═════ Provided data ═════

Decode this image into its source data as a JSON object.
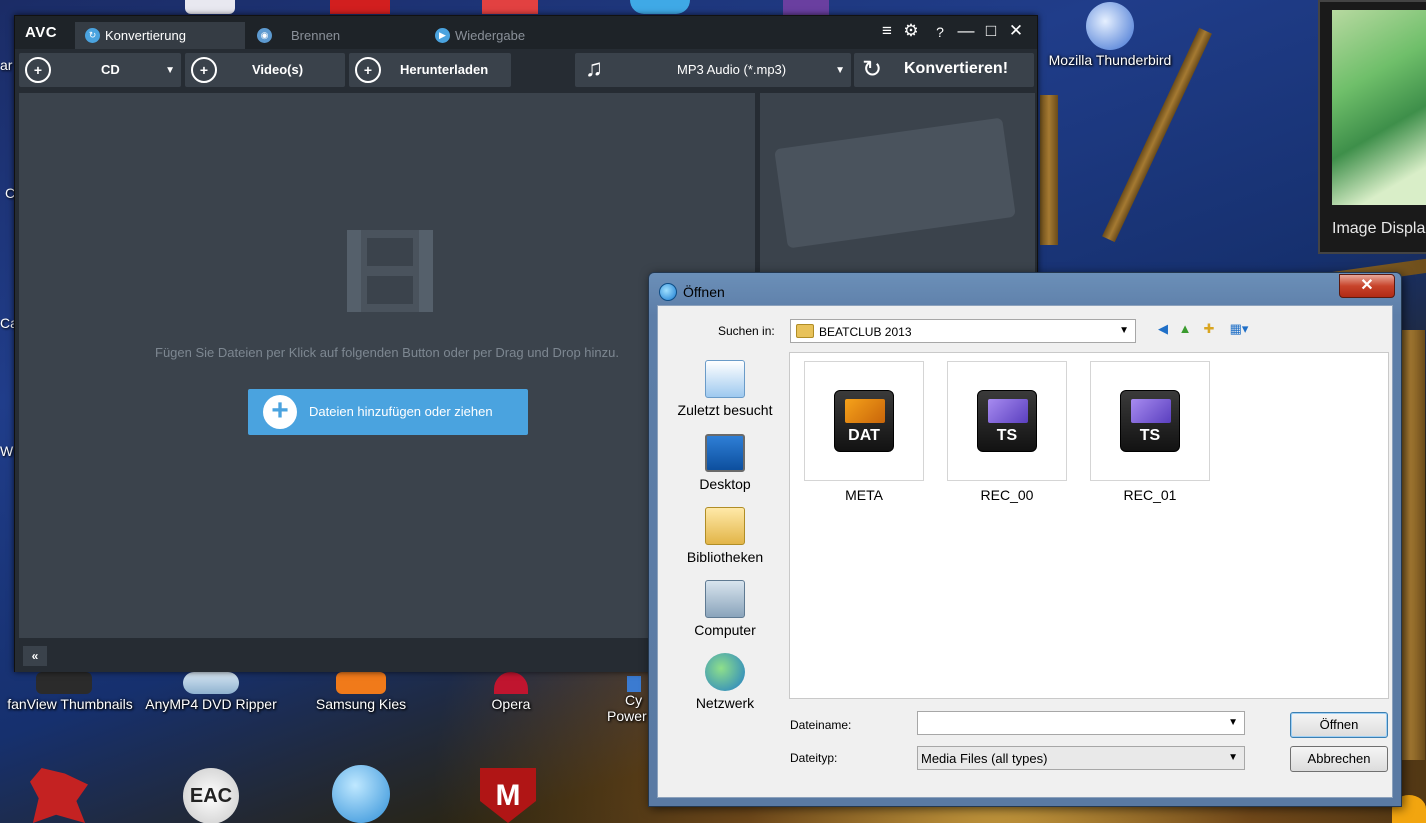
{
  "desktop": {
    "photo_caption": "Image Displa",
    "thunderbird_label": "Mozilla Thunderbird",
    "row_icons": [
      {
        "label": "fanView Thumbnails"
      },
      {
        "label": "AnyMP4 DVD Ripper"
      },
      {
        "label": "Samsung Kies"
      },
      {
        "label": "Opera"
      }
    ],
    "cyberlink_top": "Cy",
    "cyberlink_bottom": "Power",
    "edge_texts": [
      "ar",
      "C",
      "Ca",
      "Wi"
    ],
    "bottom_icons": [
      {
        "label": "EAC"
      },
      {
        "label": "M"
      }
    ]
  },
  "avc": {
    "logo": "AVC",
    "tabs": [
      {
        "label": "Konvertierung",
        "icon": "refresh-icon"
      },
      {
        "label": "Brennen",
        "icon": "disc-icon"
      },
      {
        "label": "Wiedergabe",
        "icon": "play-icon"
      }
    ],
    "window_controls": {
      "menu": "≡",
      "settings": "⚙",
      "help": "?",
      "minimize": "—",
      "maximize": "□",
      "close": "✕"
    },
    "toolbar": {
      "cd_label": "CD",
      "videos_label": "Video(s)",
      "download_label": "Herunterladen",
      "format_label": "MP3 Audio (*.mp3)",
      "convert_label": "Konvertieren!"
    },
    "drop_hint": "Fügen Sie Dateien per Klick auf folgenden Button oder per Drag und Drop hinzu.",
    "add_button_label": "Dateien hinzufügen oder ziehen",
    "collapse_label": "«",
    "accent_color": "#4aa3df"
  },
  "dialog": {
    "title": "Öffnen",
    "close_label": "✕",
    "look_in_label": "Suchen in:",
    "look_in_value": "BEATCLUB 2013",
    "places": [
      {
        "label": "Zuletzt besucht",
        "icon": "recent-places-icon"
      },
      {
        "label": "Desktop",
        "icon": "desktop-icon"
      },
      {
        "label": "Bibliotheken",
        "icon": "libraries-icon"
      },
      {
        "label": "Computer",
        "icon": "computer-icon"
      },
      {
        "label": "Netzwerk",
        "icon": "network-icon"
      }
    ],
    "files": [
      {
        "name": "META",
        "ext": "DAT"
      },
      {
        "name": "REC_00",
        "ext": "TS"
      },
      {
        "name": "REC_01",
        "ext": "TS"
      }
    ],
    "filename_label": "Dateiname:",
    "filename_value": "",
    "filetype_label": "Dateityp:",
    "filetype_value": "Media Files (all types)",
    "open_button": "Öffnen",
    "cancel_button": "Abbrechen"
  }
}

═════

▶ **Set exercise**
Go through the listing above and write it all out exactly, leaving out any picture.

▶ **Output for this task**
Decode this image into its source data as a JSON object.
{
  "desktop": {
    "photo_caption": "Image Displa",
    "thunderbird_label": "Mozilla Thunderbird",
    "row_icons": [
      {
        "label": "fanView Thumbnails"
      },
      {
        "label": "AnyMP4 DVD Ripper"
      },
      {
        "label": "Samsung Kies"
      },
      {
        "label": "Opera"
      }
    ],
    "cyberlink_top": "Cy",
    "cyberlink_bottom": "Power",
    "edge_texts": [
      "ar",
      "C",
      "Ca",
      "Wi"
    ],
    "bottom_icons": [
      {
        "label": "EAC"
      },
      {
        "label": "M"
      }
    ]
  },
  "avc": {
    "logo": "AVC",
    "tabs": [
      {
        "label": "Konvertierung",
        "icon": "refresh-icon"
      },
      {
        "label": "Brennen",
        "icon": "disc-icon"
      },
      {
        "label": "Wiedergabe",
        "icon": "play-icon"
      }
    ],
    "window_controls": {
      "menu": "≡",
      "settings": "⚙",
      "help": "?",
      "minimize": "—",
      "maximize": "□",
      "close": "✕"
    },
    "toolbar": {
      "cd_label": "CD",
      "videos_label": "Video(s)",
      "download_label": "Herunterladen",
      "format_label": "MP3 Audio (*.mp3)",
      "convert_label": "Konvertieren!"
    },
    "drop_hint": "Fügen Sie Dateien per Klick auf folgenden Button oder per Drag und Drop hinzu.",
    "add_button_label": "Dateien hinzufügen oder ziehen",
    "collapse_label": "«",
    "accent_color": "#4aa3df"
  },
  "dialog": {
    "title": "Öffnen",
    "close_label": "✕",
    "look_in_label": "Suchen in:",
    "look_in_value": "BEATCLUB 2013",
    "places": [
      {
        "label": "Zuletzt besucht",
        "icon": "recent-places-icon"
      },
      {
        "label": "Desktop",
        "icon": "desktop-icon"
      },
      {
        "label": "Bibliotheken",
        "icon": "libraries-icon"
      },
      {
        "label": "Computer",
        "icon": "computer-icon"
      },
      {
        "label": "Netzwerk",
        "icon": "network-icon"
      }
    ],
    "files": [
      {
        "name": "META",
        "ext": "DAT"
      },
      {
        "name": "REC_00",
        "ext": "TS"
      },
      {
        "name": "REC_01",
        "ext": "TS"
      }
    ],
    "filename_label": "Dateiname:",
    "filename_value": "",
    "filetype_label": "Dateityp:",
    "filetype_value": "Media Files (all types)",
    "open_button": "Öffnen",
    "cancel_button": "Abbrechen"
  }
}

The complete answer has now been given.